■ YOUR GOAL
Note how many lines hold "Price" and report that number by itself.

■ MATERIAL PROVIDED

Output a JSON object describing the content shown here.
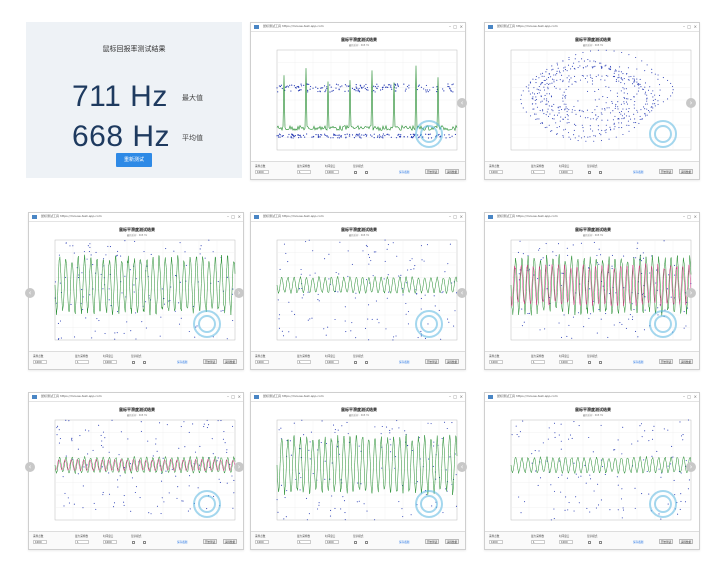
{
  "result": {
    "title": "鼠标回报率测试结果",
    "max_value": "711 Hz",
    "max_label": "最大值",
    "avg_value": "668 Hz",
    "avg_label": "平均值",
    "start_button": "重新测试"
  },
  "window": {
    "chart_title": "鼠标平滑度测试结果",
    "panel": {
      "label1": "采样点数",
      "label2": "最大采样数",
      "label3": "时间窗口",
      "label4": "显示模式",
      "link": "保存截图",
      "btn1": "开始测试",
      "btn2": "清除数据"
    }
  },
  "windows": [
    {
      "type": "interval",
      "app": "鼠标测试工具 https://mouse-test-app.com",
      "subtitle": "最新采样 · 668 Hz"
    },
    {
      "type": "ellipse",
      "app": "鼠标测试工具 https://mouse-test-app.com",
      "subtitle": "最新采样 · 668 Hz"
    },
    {
      "type": "waveBig",
      "app": "鼠标测试工具 https://mouse-test-app.com",
      "subtitle": "最新采样 · 668 Hz"
    },
    {
      "type": "waveSmall",
      "app": "鼠标测试工具 https://mouse-test-app.com",
      "subtitle": "最新采样 · 668 Hz"
    },
    {
      "type": "waveRed",
      "app": "鼠标测试工具 https://mouse-test-app.com",
      "subtitle": "最新采样 · 668 Hz"
    },
    {
      "type": "waveRedSmall",
      "app": "鼠标测试工具 https://mouse-test-app.com",
      "subtitle": "最新采样 · 668 Hz"
    },
    {
      "type": "waveBig",
      "app": "鼠标测试工具 https://mouse-test-app.com",
      "subtitle": "最新采样 · 668 Hz"
    },
    {
      "type": "waveSmall",
      "app": "鼠标测试工具 https://mouse-test-app.com",
      "subtitle": "最新采样 · 668 Hz"
    }
  ],
  "arrow_left": "‹",
  "arrow_right": "›",
  "colors": {
    "accent": "#2e8ae6",
    "signal": "#1f8a2a",
    "points": "#2b3fb5",
    "overlay": "#d9207a"
  }
}
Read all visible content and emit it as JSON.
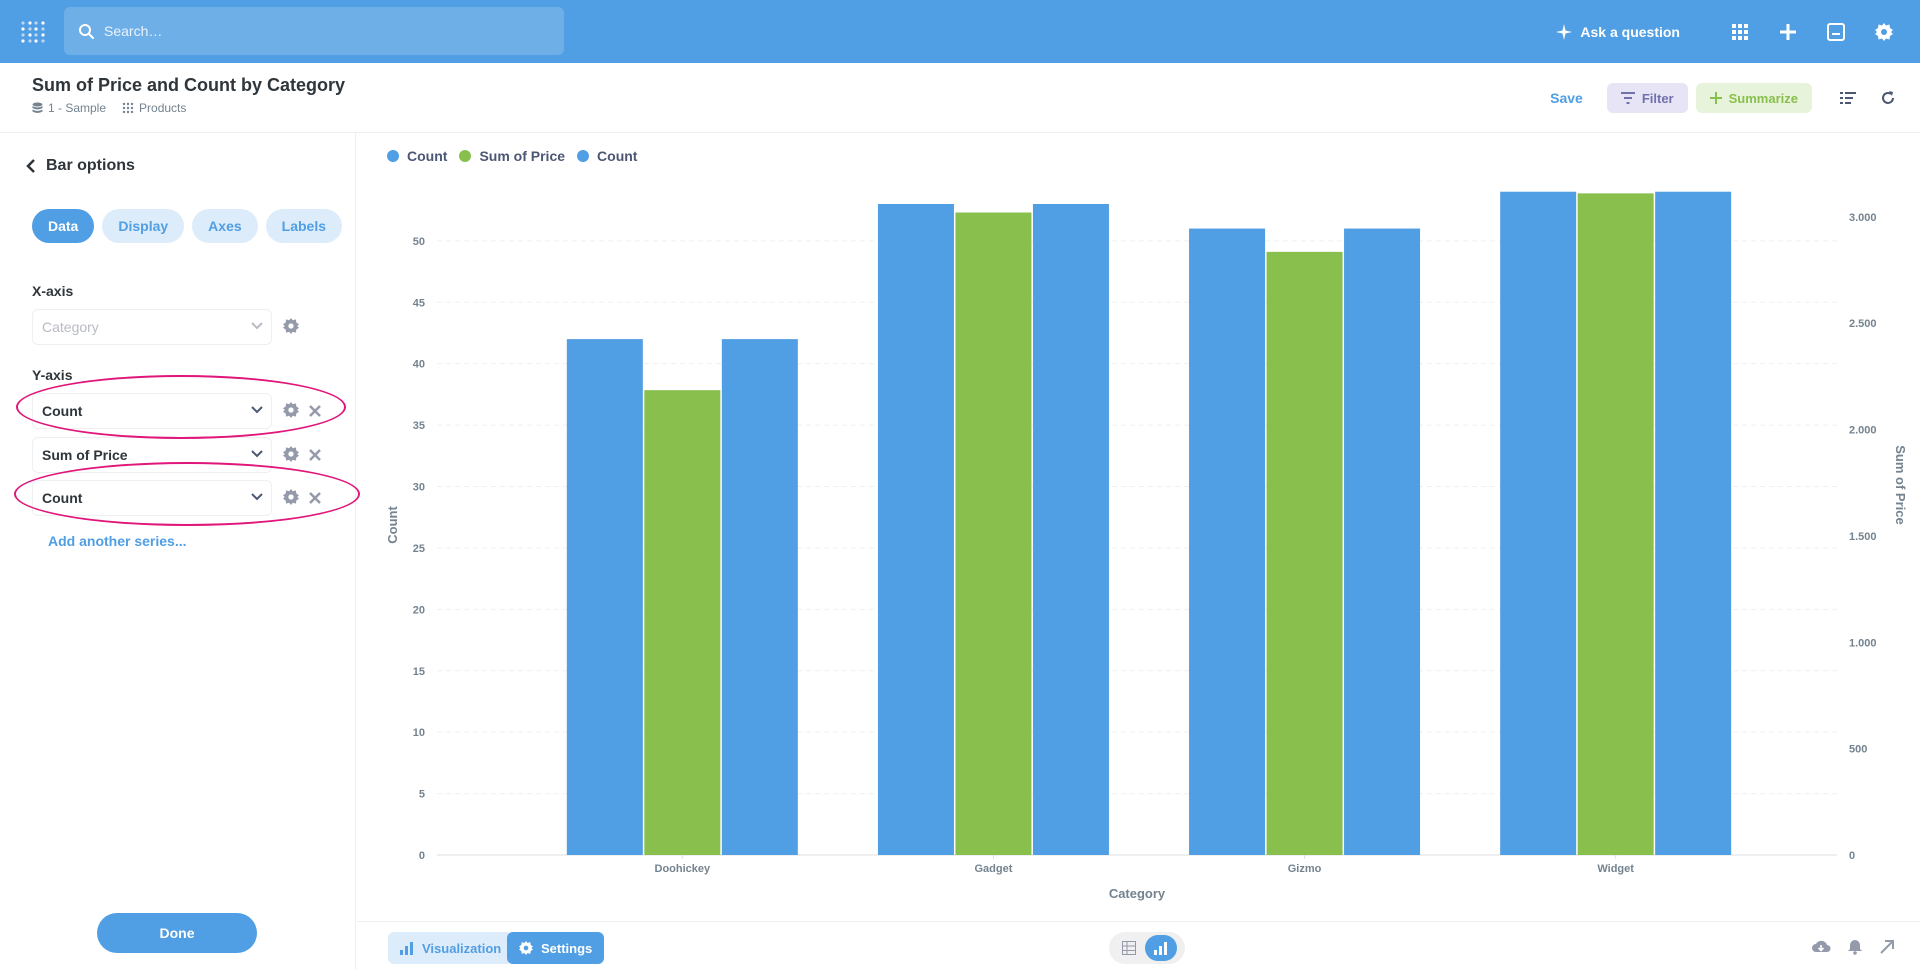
{
  "nav": {
    "search_placeholder": "Search…",
    "ask_label": "Ask a question"
  },
  "header": {
    "title": "Sum of Price and Count by Category",
    "breadcrumb": {
      "database": "1 - Sample",
      "table": "Products"
    },
    "save_label": "Save",
    "filter_label": "Filter",
    "summarize_label": "Summarize"
  },
  "sidebar": {
    "back_label": "Bar options",
    "tabs": [
      {
        "label": "Data",
        "active": true
      },
      {
        "label": "Display",
        "active": false
      },
      {
        "label": "Axes",
        "active": false
      },
      {
        "label": "Labels",
        "active": false
      }
    ],
    "x_axis_label": "X-axis",
    "x_axis_value": "Category",
    "y_axis_label": "Y-axis",
    "y_series": [
      "Count",
      "Sum of Price",
      "Count"
    ],
    "add_series_label": "Add another series...",
    "done_label": "Done"
  },
  "footer": {
    "visualization_label": "Visualization",
    "settings_label": "Settings"
  },
  "colors": {
    "blue": "#509ee3",
    "green": "#88bf4d",
    "highlight": "#e0167a"
  },
  "chart_data": {
    "type": "bar",
    "xlabel": "Category",
    "ylabel": "Count",
    "y2label": "Sum of Price",
    "categories": [
      "Doohickey",
      "Gadget",
      "Gizmo",
      "Widget"
    ],
    "series": [
      {
        "name": "Count",
        "axis": "left",
        "color": "#509ee3",
        "values": [
          42,
          53,
          51,
          54
        ]
      },
      {
        "name": "Sum of Price",
        "axis": "right",
        "color": "#88bf4d",
        "values": [
          2185,
          3020,
          2835,
          3110
        ]
      },
      {
        "name": "Count",
        "axis": "left",
        "color": "#509ee3",
        "values": [
          42,
          53,
          51,
          54
        ]
      }
    ],
    "ylim": [
      0,
      53
    ],
    "y_ticks": [
      0,
      5,
      10,
      15,
      20,
      25,
      30,
      35,
      40,
      45,
      50
    ],
    "y2lim": [
      0,
      3060
    ],
    "y2_ticks": [
      0,
      500,
      1000,
      1500,
      2000,
      2500,
      3000
    ],
    "y2_tick_labels": [
      "0",
      "500",
      "1.000",
      "1.500",
      "2.000",
      "2.500",
      "3.000"
    ],
    "grid": true,
    "legend_position": "top-left"
  }
}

■ TASK RESPONSE
4